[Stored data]
▬▬▬▬▬▬

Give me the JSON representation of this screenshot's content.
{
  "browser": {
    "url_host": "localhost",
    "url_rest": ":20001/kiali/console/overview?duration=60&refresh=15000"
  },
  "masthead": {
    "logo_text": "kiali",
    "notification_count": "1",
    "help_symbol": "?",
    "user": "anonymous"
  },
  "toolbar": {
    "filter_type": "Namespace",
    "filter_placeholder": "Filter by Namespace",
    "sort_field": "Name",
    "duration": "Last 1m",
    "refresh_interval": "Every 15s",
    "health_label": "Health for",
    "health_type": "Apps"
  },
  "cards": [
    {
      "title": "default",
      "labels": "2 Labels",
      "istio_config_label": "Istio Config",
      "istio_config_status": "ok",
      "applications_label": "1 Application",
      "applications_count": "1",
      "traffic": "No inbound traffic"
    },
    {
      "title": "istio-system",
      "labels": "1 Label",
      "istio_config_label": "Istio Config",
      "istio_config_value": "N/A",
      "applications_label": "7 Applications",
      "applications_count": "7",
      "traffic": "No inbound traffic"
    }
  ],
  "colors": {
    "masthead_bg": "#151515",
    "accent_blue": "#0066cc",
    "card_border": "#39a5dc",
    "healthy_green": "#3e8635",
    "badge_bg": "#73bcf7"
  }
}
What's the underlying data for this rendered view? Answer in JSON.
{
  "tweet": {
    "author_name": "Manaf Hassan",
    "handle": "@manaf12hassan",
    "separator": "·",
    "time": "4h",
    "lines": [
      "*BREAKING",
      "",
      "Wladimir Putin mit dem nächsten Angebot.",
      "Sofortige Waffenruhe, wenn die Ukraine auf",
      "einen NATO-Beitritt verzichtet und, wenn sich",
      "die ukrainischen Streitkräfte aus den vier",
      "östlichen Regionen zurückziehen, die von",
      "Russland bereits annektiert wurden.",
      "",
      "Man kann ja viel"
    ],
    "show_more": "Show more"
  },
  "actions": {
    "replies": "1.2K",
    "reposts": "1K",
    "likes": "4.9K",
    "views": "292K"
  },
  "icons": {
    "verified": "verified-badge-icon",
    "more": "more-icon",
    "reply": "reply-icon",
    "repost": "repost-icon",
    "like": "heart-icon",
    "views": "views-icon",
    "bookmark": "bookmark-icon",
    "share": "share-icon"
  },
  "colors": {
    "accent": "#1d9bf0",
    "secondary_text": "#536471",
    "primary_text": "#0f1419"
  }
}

▬▬▬▬▬▬

Requirement: Every record above should be output exactly.

Written reply:
Give me the JSON representation of this screenshot's content.
{
  "browser": {
    "url_host": "localhost",
    "url_rest": ":20001/kiali/console/overview?duration=60&refresh=15000"
  },
  "masthead": {
    "logo_text": "kiali",
    "notification_count": "1",
    "help_symbol": "?",
    "user": "anonymous"
  },
  "toolbar": {
    "filter_type": "Namespace",
    "filter_placeholder": "Filter by Namespace",
    "sort_field": "Name",
    "duration": "Last 1m",
    "refresh_interval": "Every 15s",
    "health_label": "Health for",
    "health_type": "Apps"
  },
  "cards": [
    {
      "title": "default",
      "labels": "2 Labels",
      "istio_config_label": "Istio Config",
      "istio_config_status": "ok",
      "applications_label": "1 Application",
      "applications_count": "1",
      "traffic": "No inbound traffic"
    },
    {
      "title": "istio-system",
      "labels": "1 Label",
      "istio_config_label": "Istio Config",
      "istio_config_value": "N/A",
      "applications_label": "7 Applications",
      "applications_count": "7",
      "traffic": "No inbound traffic"
    }
  ],
  "colors": {
    "masthead_bg": "#151515",
    "accent_blue": "#0066cc",
    "card_border": "#39a5dc",
    "healthy_green": "#3e8635",
    "badge_bg": "#73bcf7"
  }
}
What's the underlying data for this rendered view? Answer in JSON.
{
  "tweet": {
    "author_name": "Manaf Hassan",
    "handle": "@manaf12hassan",
    "separator": "·",
    "time": "4h",
    "lines": [
      "*BREAKING",
      "",
      "Wladimir Putin mit dem nächsten Angebot.",
      "Sofortige Waffenruhe, wenn die Ukraine auf",
      "einen NATO-Beitritt verzichtet und, wenn sich",
      "die ukrainischen Streitkräfte aus den vier",
      "östlichen Regionen zurückziehen, die von",
      "Russland bereits annektiert wurden.",
      "",
      "Man kann ja viel"
    ],
    "show_more": "Show more"
  },
  "actions": {
    "replies": "1.2K",
    "reposts": "1K",
    "likes": "4.9K",
    "views": "292K"
  },
  "icons": {
    "verified": "verified-badge-icon",
    "more": "more-icon",
    "reply": "reply-icon",
    "repost": "repost-icon",
    "like": "heart-icon",
    "views": "views-icon",
    "bookmark": "bookmark-icon",
    "share": "share-icon"
  },
  "colors": {
    "accent": "#1d9bf0",
    "secondary_text": "#536471",
    "primary_text": "#0f1419"
  }
}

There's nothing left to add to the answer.